Tasks:
(1) In the electrostatic loudspeaker passage, output the text word for word, beginning at the words "An electrostatic loudspeaker" and stopping after "an electrostatic field.".
(2) According to the electrostatic loudspeaker passage, which company built the only commercial "transformer-less" electrostatic loudspeaker?

Given passage:
-- start --

An electrostatic loudspeaker (ESL) is a loudspeaker design in which sound is generated by the force exerted on a membrane suspended in an electrostatic field.


Design and functionality

The speakers use a thin flat diaphragm usually consisting of a plastic sheet coated with a conductive material such as graphite sandwiched between two electrically conductive grids, with a small air gap between the diaphragm and grids. For low distortion operation, the diaphragm must operate with a constant charge on its surface, rather than with a constant voltage. This is accomplished by either or both of two techniques: the diaphragm's conductive coating is chosen and applied in a manner to give it a very high surface resistivity, and/or a large value resistor is placed in series between the EHT (Extra High Tension or Voltage) power supply and the diaphragm (resistor not shown in the diagram here).However the latter technique will still allow distortion as the charge will migrate across the diaphragm to the point closest to the "grid" or electrode thereby increasing the force moving the diaphragm, this will occur at audio frequency so the diaphragm requires a high resistance (megohms) to slow the movement of charge for a practical speaker.

The diaphragm is usually made from a polyester film (thickness 2–20 µm) with exceptional mechanical properties, such as PET film. By means of the conductive coating and an external high voltage supply the diaphragm is held at a DC potential of several kilovolts with respect to the grids. The grids are driven by the audio signal; front and rear grid are driven in antiphase. As a result a uniform electrostatic field proportional to the audio signal is produced between both grids. This causes a force to be exerted on the charged diaphragm, and its resulting movement drives the air on either side of it.

In virtually all electrostatic loudspeakers the diaphragm is driven by two grids, one on either side, because the force exerted on the diaphragm by a single grid will be unacceptably non-linear, thus causing harmonic distortion. Using grids on both sides cancels out voltage dependent part of non-linearity but leaves charge (attractive force) dependent part[1]. The result is near complete absence of harmonic distortion. In one recent design, the diaphragm is driven with the audio signal, with the static charge located on the grids (Final Sound).

The grids must be able to generate as uniform an electric field as possible, while still allowing for sound to pass through. Suitable grid constructions are therefore perforated metal sheets, a frame with tensioned wire, wire rods, etc.

To generate a sufficient field strength, the audio signal on the grids must be of high voltage. The electrostatic construction is in effect a capacitor, and current is only needed to charge the capacitance created by the diaphragm and the stator plates (previous paragraphs referred to as grids or electrodes). This type of speaker is therefore a high-impedance device. In contrast, a modern electrodynamic cone loudspeaker is a low impedance device, with higher current requirements. As a result, impedance matching is necessary in order to use a normal amplifier. Most often a transformer is used to this end. Construction of this transformer is critical as it must provide a constant (often high) transformation ratio over the entire audible frequency range (ie large bandwidth) and so avoid distortion. The transformer is almost always specific to a particular electrostatic speaker. To date, Acoustat built the only commercial "transformer-less" electrostatic loudspeaker. In this design, the audio signal is applied directly to the stators from a built-in high-voltage valve amplifier (as valves are also high impedance devices), without use of a step-up transformer.

-- end --

Stored data:
-- start --

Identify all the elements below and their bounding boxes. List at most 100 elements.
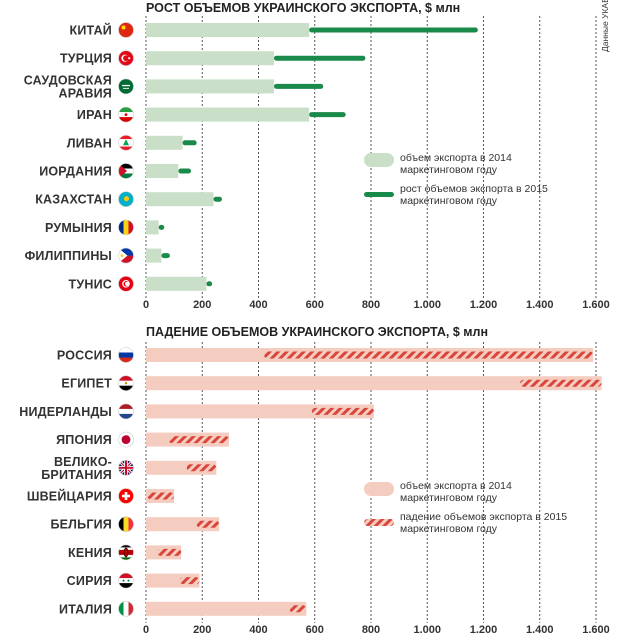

-- end --

The results:
(1)
An electrostatic loudspeaker (ESL) is a loudspeaker design in which sound is generated by the force exerted on a membrane suspended in an electrostatic field.

(2) Acoustat